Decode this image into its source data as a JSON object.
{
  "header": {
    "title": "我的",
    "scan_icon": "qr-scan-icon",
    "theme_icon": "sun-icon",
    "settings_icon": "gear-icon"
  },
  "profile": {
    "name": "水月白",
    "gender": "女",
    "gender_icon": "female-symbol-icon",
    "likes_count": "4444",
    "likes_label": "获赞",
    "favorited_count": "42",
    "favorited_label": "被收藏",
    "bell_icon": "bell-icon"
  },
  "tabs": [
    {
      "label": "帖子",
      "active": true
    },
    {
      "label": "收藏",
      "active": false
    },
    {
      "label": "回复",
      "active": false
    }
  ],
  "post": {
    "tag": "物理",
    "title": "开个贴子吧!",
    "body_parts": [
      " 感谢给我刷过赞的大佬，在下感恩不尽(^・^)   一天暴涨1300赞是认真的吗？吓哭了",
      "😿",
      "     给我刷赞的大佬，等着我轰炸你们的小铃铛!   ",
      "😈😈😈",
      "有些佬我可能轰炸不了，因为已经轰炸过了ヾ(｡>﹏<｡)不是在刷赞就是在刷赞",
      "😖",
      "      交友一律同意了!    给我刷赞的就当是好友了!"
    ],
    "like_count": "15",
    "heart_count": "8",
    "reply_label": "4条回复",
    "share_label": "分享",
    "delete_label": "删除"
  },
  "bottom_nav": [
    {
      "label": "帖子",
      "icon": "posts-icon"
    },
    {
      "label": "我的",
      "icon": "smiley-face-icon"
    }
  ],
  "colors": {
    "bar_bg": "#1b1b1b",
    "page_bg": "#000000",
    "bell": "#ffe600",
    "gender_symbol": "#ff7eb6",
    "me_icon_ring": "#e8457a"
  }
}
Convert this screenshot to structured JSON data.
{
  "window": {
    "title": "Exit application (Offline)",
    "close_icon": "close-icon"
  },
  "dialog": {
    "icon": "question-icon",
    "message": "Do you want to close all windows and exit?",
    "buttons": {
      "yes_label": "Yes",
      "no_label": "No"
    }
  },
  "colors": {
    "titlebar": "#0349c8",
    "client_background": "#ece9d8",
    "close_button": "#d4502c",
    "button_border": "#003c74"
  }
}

__AIM OF THE TASK__
Retype the whole listing above exactly.

__FULL SOLUTION__
Decode this image into its source data as a JSON object.
{
  "header": {
    "title": "我的",
    "scan_icon": "qr-scan-icon",
    "theme_icon": "sun-icon",
    "settings_icon": "gear-icon"
  },
  "profile": {
    "name": "水月白",
    "gender": "女",
    "gender_icon": "female-symbol-icon",
    "likes_count": "4444",
    "likes_label": "获赞",
    "favorited_count": "42",
    "favorited_label": "被收藏",
    "bell_icon": "bell-icon"
  },
  "tabs": [
    {
      "label": "帖子",
      "active": true
    },
    {
      "label": "收藏",
      "active": false
    },
    {
      "label": "回复",
      "active": false
    }
  ],
  "post": {
    "tag": "物理",
    "title": "开个贴子吧!",
    "body_parts": [
      " 感谢给我刷过赞的大佬，在下感恩不尽(^・^)   一天暴涨1300赞是认真的吗？吓哭了",
      "😿",
      "     给我刷赞的大佬，等着我轰炸你们的小铃铛!   ",
      "😈😈😈",
      "有些佬我可能轰炸不了，因为已经轰炸过了ヾ(｡>﹏<｡)不是在刷赞就是在刷赞",
      "😖",
      "      交友一律同意了!    给我刷赞的就当是好友了!"
    ],
    "like_count": "15",
    "heart_count": "8",
    "reply_label": "4条回复",
    "share_label": "分享",
    "delete_label": "删除"
  },
  "bottom_nav": [
    {
      "label": "帖子",
      "icon": "posts-icon"
    },
    {
      "label": "我的",
      "icon": "smiley-face-icon"
    }
  ],
  "colors": {
    "bar_bg": "#1b1b1b",
    "page_bg": "#000000",
    "bell": "#ffe600",
    "gender_symbol": "#ff7eb6",
    "me_icon_ring": "#e8457a"
  }
}
Convert this screenshot to structured JSON data.
{
  "window": {
    "title": "Exit application (Offline)",
    "close_icon": "close-icon"
  },
  "dialog": {
    "icon": "question-icon",
    "message": "Do you want to close all windows and exit?",
    "buttons": {
      "yes_label": "Yes",
      "no_label": "No"
    }
  },
  "colors": {
    "titlebar": "#0349c8",
    "client_background": "#ece9d8",
    "close_button": "#d4502c",
    "button_border": "#003c74"
  }
}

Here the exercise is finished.